Api7 min read

Events API

Trigger, acknowledge, and resolve incidents programmatically via the Events API

Events API

The Events API allows external monitoring systems to create and manage incidents in OpsKnight programmatically.


Endpoint

POST /api/events

Authentication

Use an integration key for service-specific event routing:

Authorization: Token token=YOUR_INTEGRATION_KEY

Integration keys are created per-service and automatically route events to the correct service.

API Key

Alternatively, use an API key with events:write scope:

Authorization: Bearer YOUR_API_KEY

When using an API key, you must include service_id in the request body.


Request Format

Content Type

Content-Type: application/json

Request Body

{
  "event_action": "trigger",
  "dedup_key": "unique-alert-identifier",
  "service_id": "svc_abc123",
  "payload": {
    "summary": "Brief description of the issue",
    "source": "monitoring-system",
    "severity": "critical",
    "custom_details": {
      "metric": "cpu_usage",
      "value": 95.5
    }
  }
}

Fields Reference

Field Type Required Description
event_action string Yes trigger, acknowledge, or resolve
dedup_key string Yes Unique identifier for deduplication (max 200 chars)

- TASK TO CARRY OUT
Carry the Events API documentation above forward from the point where it ends.

- DATA SEGMENT
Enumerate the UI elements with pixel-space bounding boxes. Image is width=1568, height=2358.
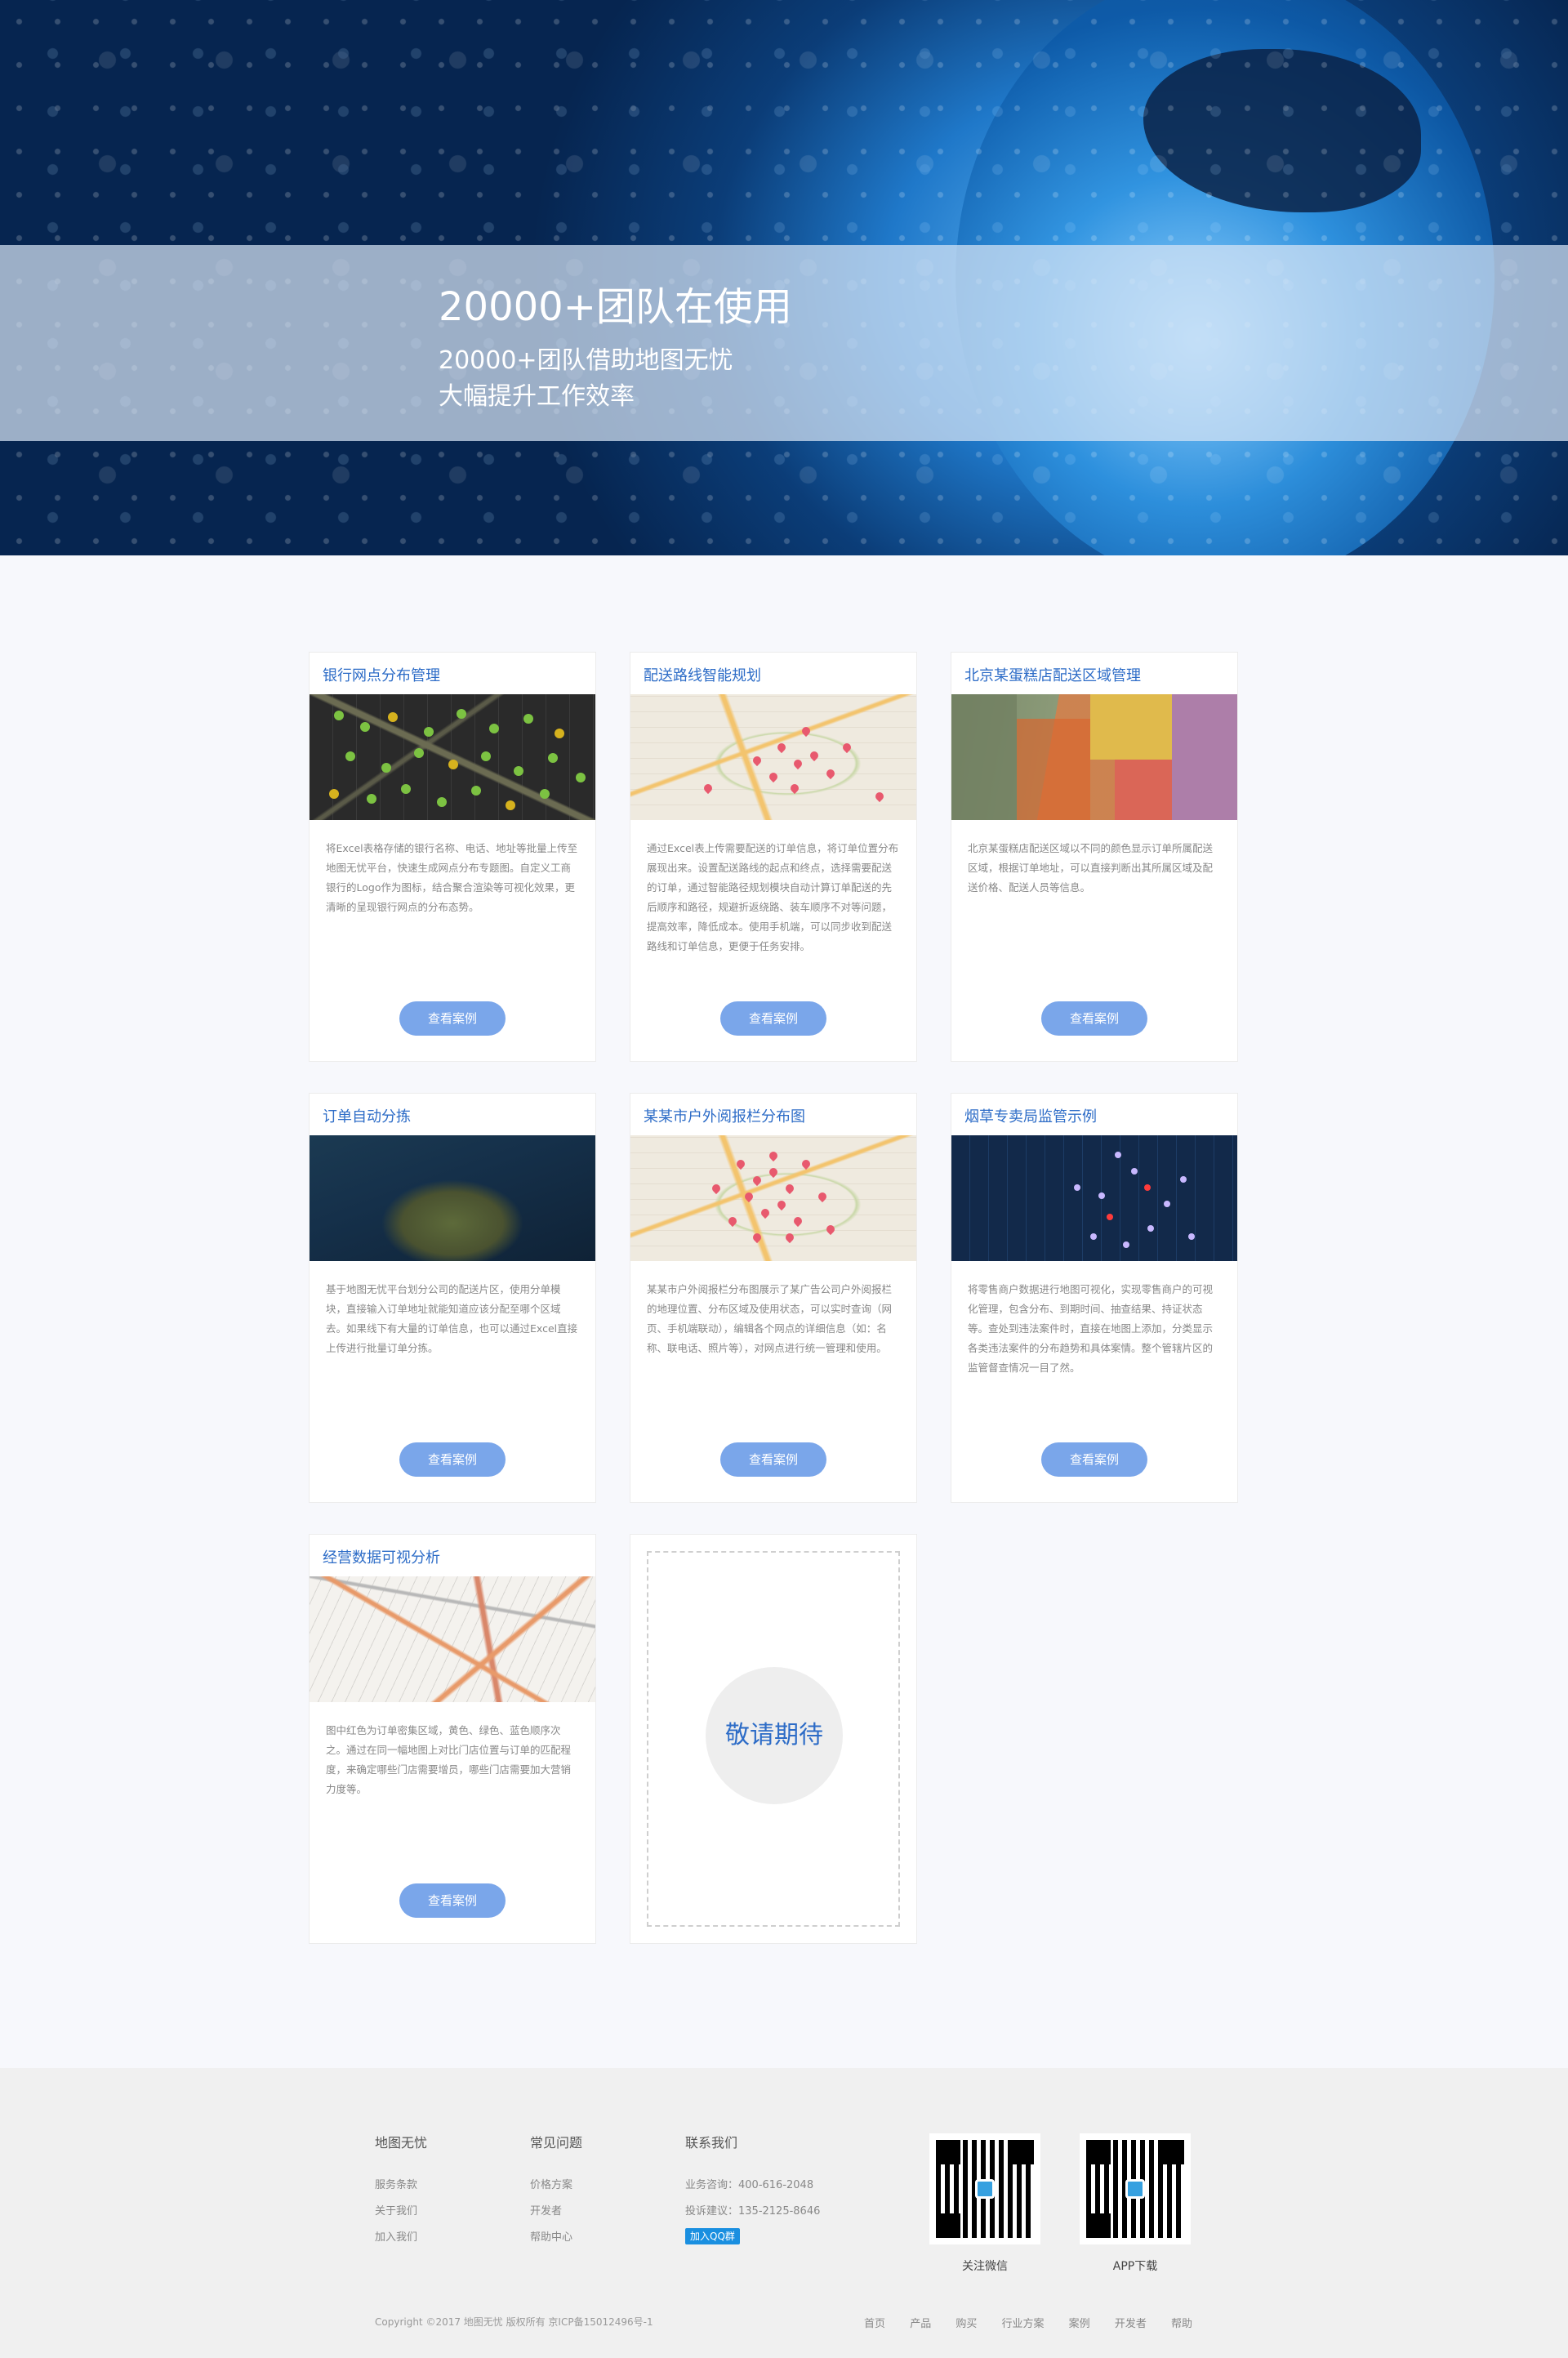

- IN RESPONSE
service_id string Conditional Required when using API key authentication
payload object Yes Event details

Payload Fields

Field Type Required Description
summary string Yes Brief description (max 500 chars)
source string Yes Source system identifier (max 200 chars)
severity string Yes critical, error, warning, or info
custom_details object No Arbitrary key-value pairs for additional context

Severity to Urgency Mapping

Severity OpsKnight Urgency
critical HIGH
error MEDIUM
warning MEDIUM
info LOW

Note: Warning maps to MEDIUM (not LOW) to ensure important alerts requiring attention are not missed. This aligns with industry best practices where warnings often indicate issues that need attention before they become critical.


Event Actions

trigger

Creates a new incident or updates an existing one based on the dedup_key.

Behavior:

  • If no open incident exists with the dedup_key: creates new incident
  • If an open/acknowledged/snoozed/suppressed incident exists: adds alert to existing incident (deduplicated)
  • Incident title is set from payload.summary
  • Incident description is set from payload.custom_details (JSON formatted)
{
  "event_action": "trigger",
  "dedup_key": "server-cpu-high-web01",
  "payload": {
    "summary": "CPU usage above 90% on web-01",
    "source": "prometheus",
    "severity": "critical",
    "custom_details": {
      "cpu_percent": 95.5,
      "host": "web-01"
    }
  }
}

acknowledge

Marks an existing incident as acknowledged.

Behavior:

  • Finds open incident with matching dedup_key and service
  • Updates status to ACKNOWLEDGED
  • Stops escalation (sets escalationStatus to COMPLETED)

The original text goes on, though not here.